## WORK TO DO:
Turn the records from the line with "cell-study-id: Bertaina, 2016: [8, 110, 126, 197]" up to and including the line with "cell-included-subgroup: Borderline only: [1574, 282, 1708, 398]" into a Markdown table with two columns, Row and Entry. Number each line in Row and leave out any blank lines.

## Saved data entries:
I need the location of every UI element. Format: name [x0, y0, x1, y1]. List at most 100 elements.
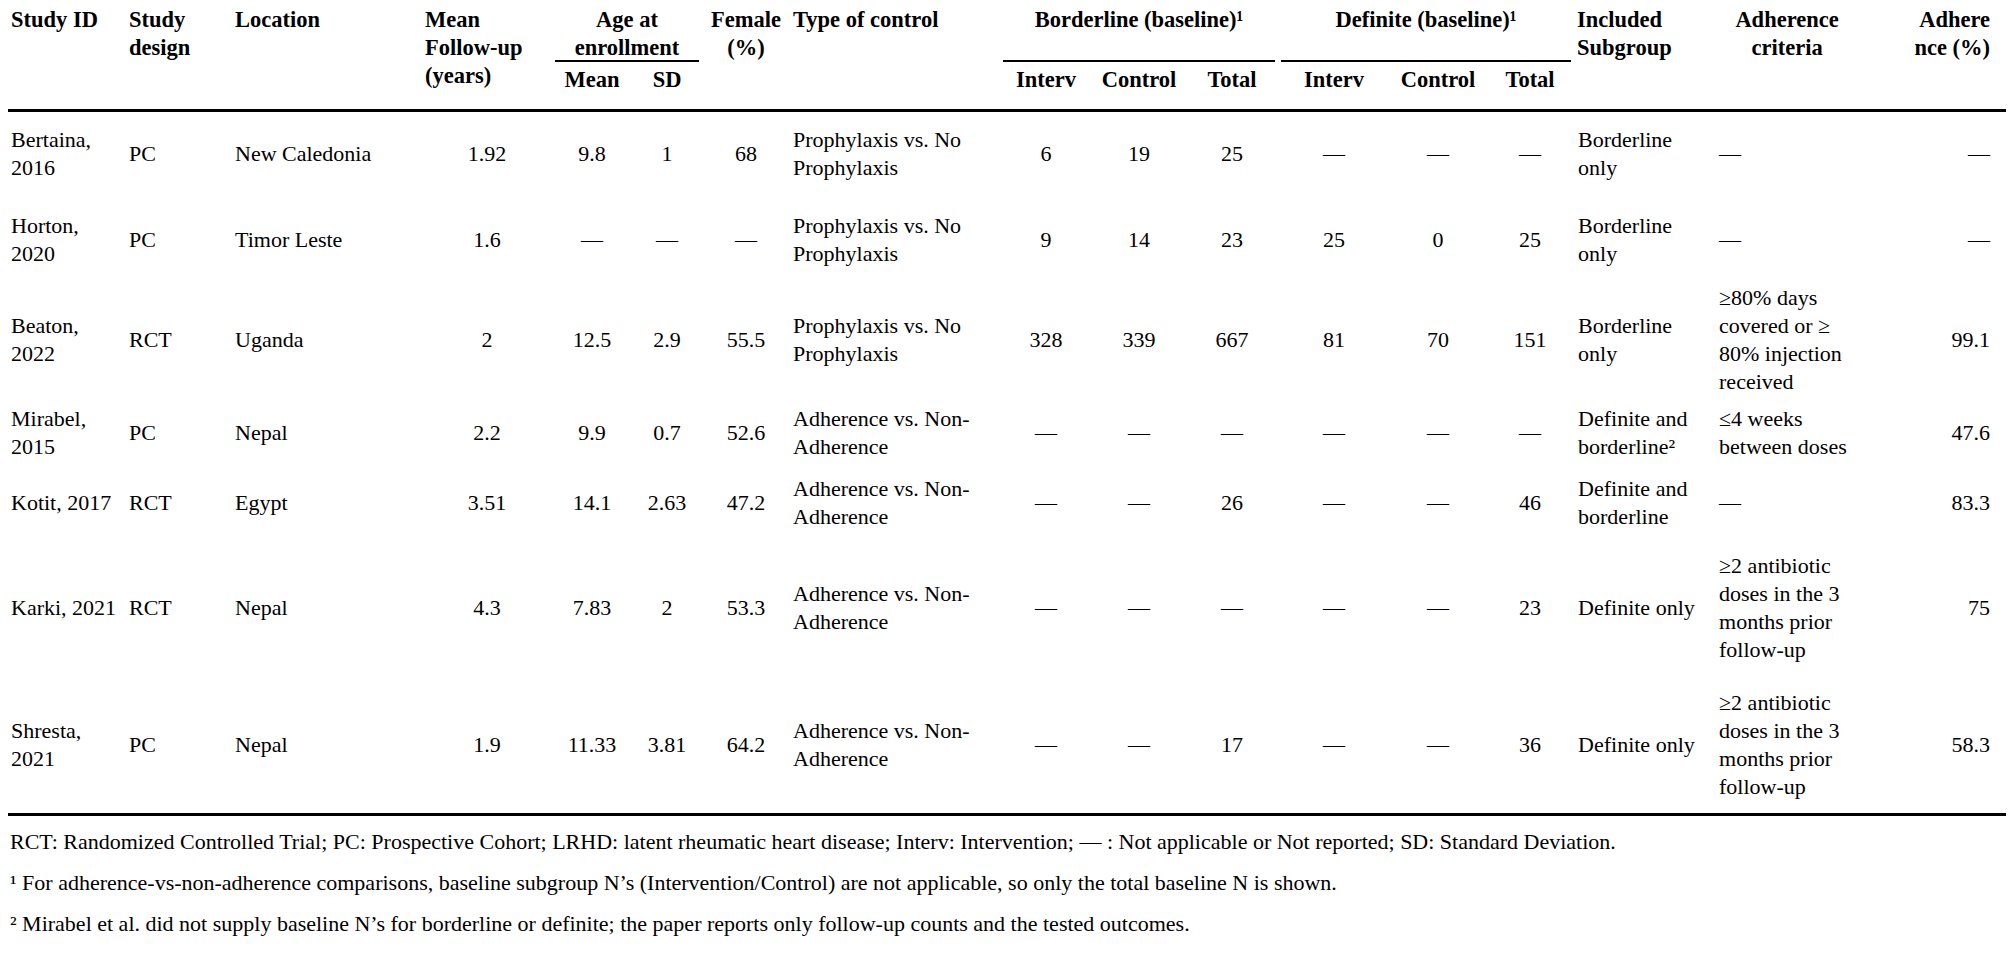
cell-study-id: Bertaina, 2016: [8, 110, 126, 197]
footnote-2: ² Mirabel et al. did not supply baseline…: [10, 910, 2006, 938]
col-header-adherence-criteria: Adherence criteria: [1708, 2, 1864, 110]
cell-adherence-criteria: ≥2 antibiotic doses in the 3 months prio…: [1708, 538, 1864, 678]
cell-age-mean: 9.9: [552, 398, 632, 468]
cell-adherence-pct: 75: [1864, 538, 2006, 678]
col-header-study-design: Study design: [126, 2, 232, 110]
cell-mean-follow-up: 2: [422, 282, 552, 398]
cell-definite-total: 23: [1486, 538, 1574, 678]
cell-borderline-interv: 328: [1000, 282, 1092, 398]
table-row: Kotit, 2017RCTEgypt3.5114.12.6347.2Adher…: [8, 468, 2006, 538]
cell-included-subgroup: Borderline only: [1574, 282, 1708, 398]
cell-type-of-control: Adherence vs. Non-Adherence: [790, 398, 1000, 468]
definite-baseline-label: Definite (baseline)¹: [1278, 6, 1574, 34]
cell-adherence-pct: 58.3: [1864, 678, 2006, 814]
cell-definite-control: —: [1390, 678, 1486, 814]
subheader-definite-total: Total: [1486, 66, 1574, 110]
cell-mean-follow-up: 1.92: [422, 110, 552, 197]
cell-borderline-total: 25: [1186, 110, 1278, 197]
cell-borderline-interv: 9: [1000, 197, 1092, 282]
table-row: Karki, 2021RCTNepal4.37.83253.3Adherence…: [8, 538, 2006, 678]
cell-definite-control: 0: [1390, 197, 1486, 282]
cell-type-of-control: Adherence vs. Non-Adherence: [790, 538, 1000, 678]
cell-included-subgroup: Borderline only: [1574, 197, 1708, 282]
cell-borderline-control: 339: [1092, 282, 1186, 398]
study-characteristics-table: Study ID Study design Location Mean Foll…: [8, 2, 2006, 816]
col-header-study-id: Study ID: [8, 2, 126, 110]
cell-study-design: RCT: [126, 282, 232, 398]
subheader-definite-interv: Interv: [1278, 66, 1390, 110]
col-group-borderline-baseline: Borderline (baseline)¹: [1000, 2, 1278, 66]
cell-mean-follow-up: 1.9: [422, 678, 552, 814]
adherence-pct-line2: nce (%): [1914, 35, 1990, 60]
cell-borderline-total: 26: [1186, 468, 1278, 538]
col-header-location: Location: [232, 2, 422, 110]
cell-female-pct: 68: [702, 110, 790, 197]
cell-type-of-control: Adherence vs. Non-Adherence: [790, 468, 1000, 538]
cell-borderline-total: —: [1186, 538, 1278, 678]
cell-adherence-pct: —: [1864, 110, 2006, 197]
cell-female-pct: —: [702, 197, 790, 282]
cell-age-sd: 2.9: [632, 282, 702, 398]
cell-mean-follow-up: 2.2: [422, 398, 552, 468]
footnote-1: ¹ For adherence-vs-non-adherence compari…: [10, 869, 2006, 897]
cell-included-subgroup: Definite and borderline²: [1574, 398, 1708, 468]
cell-definite-control: —: [1390, 398, 1486, 468]
cell-definite-total: 151: [1486, 282, 1574, 398]
cell-borderline-control: 19: [1092, 110, 1186, 197]
subheader-borderline-total: Total: [1186, 66, 1278, 110]
cell-age-sd: 2: [632, 538, 702, 678]
cell-mean-follow-up: 1.6: [422, 197, 552, 282]
subheader-borderline-control: Control: [1092, 66, 1186, 110]
age-at-enrollment-label: Age at enrollment: [552, 6, 702, 62]
cell-borderline-control: —: [1092, 468, 1186, 538]
cell-location: New Caledonia: [232, 110, 422, 197]
cell-adherence-pct: 47.6: [1864, 398, 2006, 468]
cell-location: Uganda: [232, 282, 422, 398]
cell-age-mean: 7.83: [552, 538, 632, 678]
cell-definite-interv: —: [1278, 398, 1390, 468]
footnotes: RCT: Randomized Controlled Trial; PC: Pr…: [10, 828, 2006, 938]
cell-borderline-control: —: [1092, 678, 1186, 814]
header-row-top: Study ID Study design Location Mean Foll…: [8, 2, 2006, 66]
cell-location: Timor Leste: [232, 197, 422, 282]
age-group-underline: [555, 60, 699, 62]
table-row: Horton, 2020PCTimor Leste1.6———Prophylax…: [8, 197, 2006, 282]
cell-study-design: RCT: [126, 468, 232, 538]
cell-age-sd: —: [632, 197, 702, 282]
cell-definite-control: —: [1390, 110, 1486, 197]
cell-study-design: RCT: [126, 538, 232, 678]
col-header-included-subgroup: Included Subgroup: [1574, 2, 1708, 110]
adherence-pct-line1: Adhere: [1919, 7, 1990, 32]
cell-age-sd: 0.7: [632, 398, 702, 468]
cell-study-id: Karki, 2021: [8, 538, 126, 678]
cell-location: Egypt: [232, 468, 422, 538]
footnote-abbreviations: RCT: Randomized Controlled Trial; PC: Pr…: [10, 828, 2006, 856]
cell-adherence-pct: 83.3: [1864, 468, 2006, 538]
cell-adherence-criteria: —: [1708, 197, 1864, 282]
cell-borderline-total: 23: [1186, 197, 1278, 282]
cell-study-id: Shresta, 2021: [8, 678, 126, 814]
cell-adherence-pct: —: [1864, 197, 2006, 282]
cell-adherence-criteria: —: [1708, 110, 1864, 197]
cell-age-mean: 14.1: [552, 468, 632, 538]
cell-location: Nepal: [232, 678, 422, 814]
cell-borderline-total: —: [1186, 398, 1278, 468]
cell-type-of-control: Adherence vs. Non-Adherence: [790, 678, 1000, 814]
cell-female-pct: 53.3: [702, 538, 790, 678]
cell-borderline-interv: —: [1000, 468, 1092, 538]
cell-mean-follow-up: 4.3: [422, 538, 552, 678]
cell-age-mean: 9.8: [552, 110, 632, 197]
cell-included-subgroup: Definite and borderline: [1574, 468, 1708, 538]
cell-adherence-criteria: ≤4 weeks between doses: [1708, 398, 1864, 468]
cell-location: Nepal: [232, 398, 422, 468]
cell-definite-total: 25: [1486, 197, 1574, 282]
cell-definite-interv: 25: [1278, 197, 1390, 282]
cell-included-subgroup: Borderline only: [1574, 110, 1708, 197]
cell-location: Nepal: [232, 538, 422, 678]
table-header: Study ID Study design Location Mean Foll…: [8, 2, 2006, 110]
cell-adherence-pct: 99.1: [1864, 282, 2006, 398]
cell-female-pct: 47.2: [702, 468, 790, 538]
cell-adherence-criteria: ≥80% days covered or ≥ 80% injection rec…: [1708, 282, 1864, 398]
cell-type-of-control: Prophylaxis vs. No Prophylaxis: [790, 282, 1000, 398]
cell-female-pct: 64.2: [702, 678, 790, 814]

## EXPECTED ANSWER:
| Row | Entry |
|---|---|
| 1 | cell-study-id: Bertaina, 2016: [8, 110, 126, 197] |
| 2 | footnote-2: ² Mirabel et al. did not supply baseline…: [10, 910, 2006, 938] |
| 3 | col-header-adherence-criteria: Adherence criteria: [1708, 2, 1864, 110] |
| 4 | cell-adherence-criteria: ≥2 antibiotic doses in the 3 months prio…: [1708, 538, 1864, 678] |
| 5 | cell-age-mean: 9.9: [552, 398, 632, 468] |
| 6 | cell-adherence-pct: 75: [1864, 538, 2006, 678] |
| 7 | col-header-study-design: Study design: [126, 2, 232, 110] |
| 8 | cell-mean-follow-up: 2: [422, 282, 552, 398] |
| 9 | cell-definite-total: 23: [1486, 538, 1574, 678] |
| 10 | cell-borderline-interv: 328: [1000, 282, 1092, 398] |
| 11 | table-row: Kotit, 2017RCTEgypt3.5114.12.6347.2Adher…: [8, 468, 2006, 538] |
| 12 | cell-included-subgroup: Borderline only: [1574, 282, 1708, 398] |